**Exercise task:**
Check each line of the records below for the word "elementos" and copy those where it appears.

**Data supplied:**
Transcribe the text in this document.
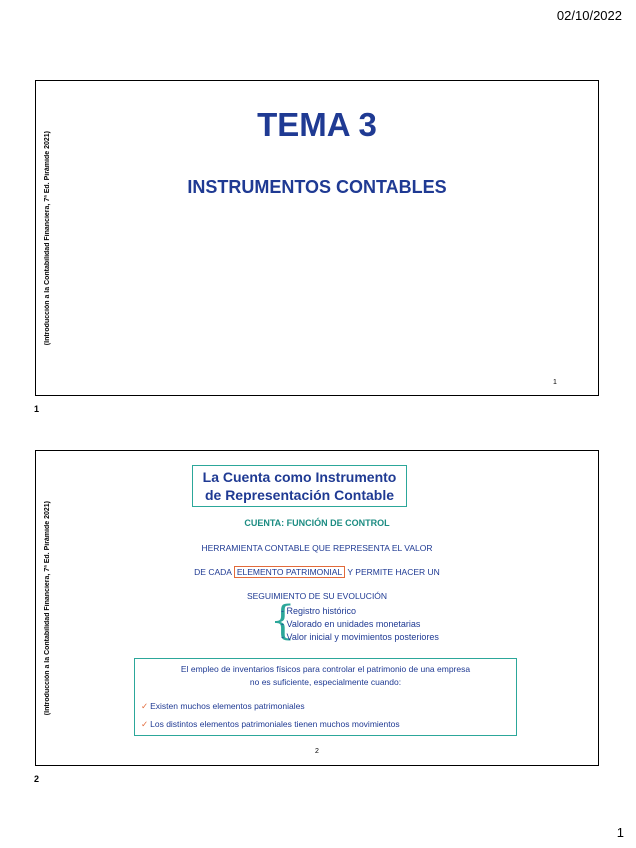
02/10/2022
(Introducción a la Contabilidad Financiera, 7ª Ed. Pirámide 2021)
TEMA 3
INSTRUMENTOS CONTABLES
1
1
(Introducción a la Contabilidad Financiera, 7ª Ed. Pirámide 2021)
La Cuenta como Instrumento
de Representación Contable
CUENTA: FUNCIÓN DE CONTROL
HERRAMIENTA CONTABLE QUE REPRESENTA EL VALOR
DE CADA ELEMENTO PATRIMONIAL Y PERMITE HACER UN
SEGUIMIENTO DE SU EVOLUCIÓN
{
- Registro histórico
- Valorado en unidades monetarias
- Valor inicial y movimientos posteriores
El empleo de inventarios físicos para controlar el patrimonio de una empresa
no es suficiente, especialmente cuando:
✓ Existen muchos elementos patrimoniales
✓ Los distintos elementos patrimoniales tienen muchos movimientos
2
2
1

**Answer to the problem:**
✓ Existen muchos elementos patrimoniales
✓ Los distintos elementos patrimoniales tienen muchos movimientos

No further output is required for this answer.